Dataset items:
============

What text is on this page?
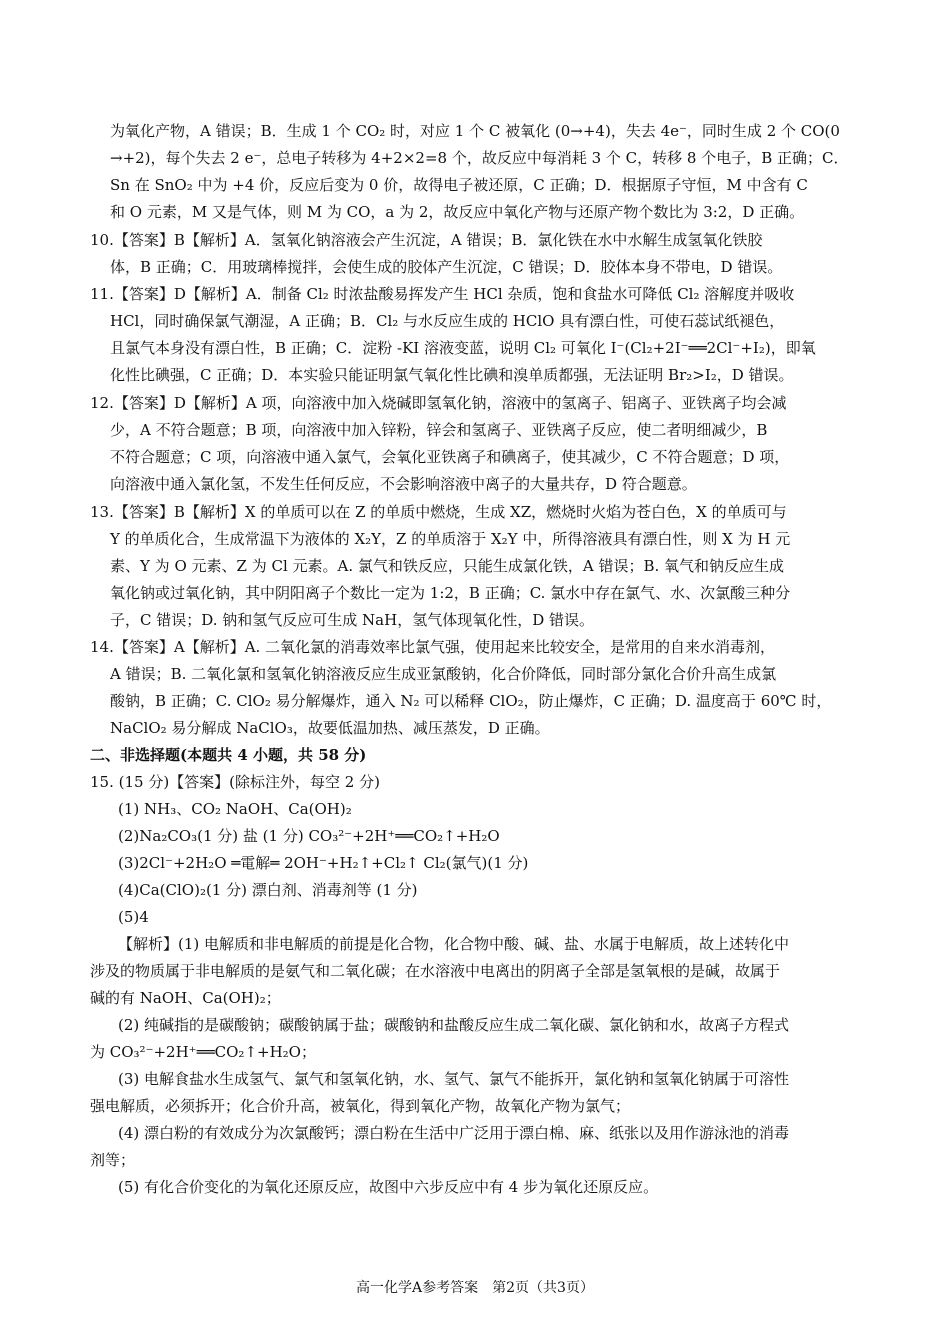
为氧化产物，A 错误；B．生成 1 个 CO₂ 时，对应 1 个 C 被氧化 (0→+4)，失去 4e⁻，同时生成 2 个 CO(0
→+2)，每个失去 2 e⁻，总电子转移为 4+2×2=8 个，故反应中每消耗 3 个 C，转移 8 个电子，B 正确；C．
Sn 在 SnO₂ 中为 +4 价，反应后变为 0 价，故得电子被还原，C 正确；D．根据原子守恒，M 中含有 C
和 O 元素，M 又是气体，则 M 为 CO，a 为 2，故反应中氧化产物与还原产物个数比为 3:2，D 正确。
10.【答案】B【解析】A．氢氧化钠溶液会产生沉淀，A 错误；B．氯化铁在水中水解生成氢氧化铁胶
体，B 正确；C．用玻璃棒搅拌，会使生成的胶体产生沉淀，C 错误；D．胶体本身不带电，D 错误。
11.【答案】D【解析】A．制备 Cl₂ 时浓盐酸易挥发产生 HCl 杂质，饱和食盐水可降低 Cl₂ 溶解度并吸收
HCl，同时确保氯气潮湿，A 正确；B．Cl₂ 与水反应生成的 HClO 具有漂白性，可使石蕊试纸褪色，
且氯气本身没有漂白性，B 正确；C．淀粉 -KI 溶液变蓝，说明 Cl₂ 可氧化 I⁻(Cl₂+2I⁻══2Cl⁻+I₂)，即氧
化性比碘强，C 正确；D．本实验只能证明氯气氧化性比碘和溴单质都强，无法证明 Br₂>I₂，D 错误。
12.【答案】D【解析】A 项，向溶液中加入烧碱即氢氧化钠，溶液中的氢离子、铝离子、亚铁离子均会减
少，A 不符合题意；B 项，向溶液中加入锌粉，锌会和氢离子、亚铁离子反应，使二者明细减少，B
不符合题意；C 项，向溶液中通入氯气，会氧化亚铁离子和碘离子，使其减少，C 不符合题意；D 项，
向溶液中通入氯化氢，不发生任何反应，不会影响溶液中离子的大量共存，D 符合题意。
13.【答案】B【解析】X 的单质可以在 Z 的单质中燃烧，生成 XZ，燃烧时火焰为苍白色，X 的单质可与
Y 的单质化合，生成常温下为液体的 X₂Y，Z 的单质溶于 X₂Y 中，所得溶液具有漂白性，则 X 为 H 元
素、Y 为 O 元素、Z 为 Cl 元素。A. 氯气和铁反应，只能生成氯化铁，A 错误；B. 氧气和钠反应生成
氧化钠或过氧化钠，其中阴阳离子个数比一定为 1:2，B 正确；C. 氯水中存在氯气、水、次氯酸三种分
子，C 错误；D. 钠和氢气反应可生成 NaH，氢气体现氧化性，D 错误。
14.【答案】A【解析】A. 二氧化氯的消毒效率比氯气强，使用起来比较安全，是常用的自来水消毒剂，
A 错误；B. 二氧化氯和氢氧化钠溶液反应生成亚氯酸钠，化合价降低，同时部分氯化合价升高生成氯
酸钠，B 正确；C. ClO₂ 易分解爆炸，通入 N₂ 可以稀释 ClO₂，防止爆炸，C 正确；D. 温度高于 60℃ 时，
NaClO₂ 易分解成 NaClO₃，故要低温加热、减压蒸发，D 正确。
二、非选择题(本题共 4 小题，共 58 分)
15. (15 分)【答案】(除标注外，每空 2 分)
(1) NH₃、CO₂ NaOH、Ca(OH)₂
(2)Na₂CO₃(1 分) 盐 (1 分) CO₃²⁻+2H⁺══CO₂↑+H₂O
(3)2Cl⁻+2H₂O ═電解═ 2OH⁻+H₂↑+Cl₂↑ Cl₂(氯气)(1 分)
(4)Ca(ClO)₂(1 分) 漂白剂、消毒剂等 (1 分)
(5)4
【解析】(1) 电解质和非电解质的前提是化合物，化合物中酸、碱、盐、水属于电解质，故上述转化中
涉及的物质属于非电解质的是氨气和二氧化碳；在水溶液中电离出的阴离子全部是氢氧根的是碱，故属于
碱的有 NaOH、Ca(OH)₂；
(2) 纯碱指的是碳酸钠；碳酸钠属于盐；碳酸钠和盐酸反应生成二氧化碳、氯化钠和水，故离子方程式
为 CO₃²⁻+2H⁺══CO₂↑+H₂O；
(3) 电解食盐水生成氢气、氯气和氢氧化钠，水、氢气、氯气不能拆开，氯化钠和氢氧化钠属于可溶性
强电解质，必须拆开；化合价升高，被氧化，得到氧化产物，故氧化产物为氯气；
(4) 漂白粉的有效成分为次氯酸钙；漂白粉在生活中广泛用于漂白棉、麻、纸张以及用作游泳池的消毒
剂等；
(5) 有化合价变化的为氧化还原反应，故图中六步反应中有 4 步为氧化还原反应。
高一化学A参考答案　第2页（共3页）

============

:: What is required ::
Give the number of lines where the string "CO₃²" occurs, without any further text.

:: Solved problem ::
2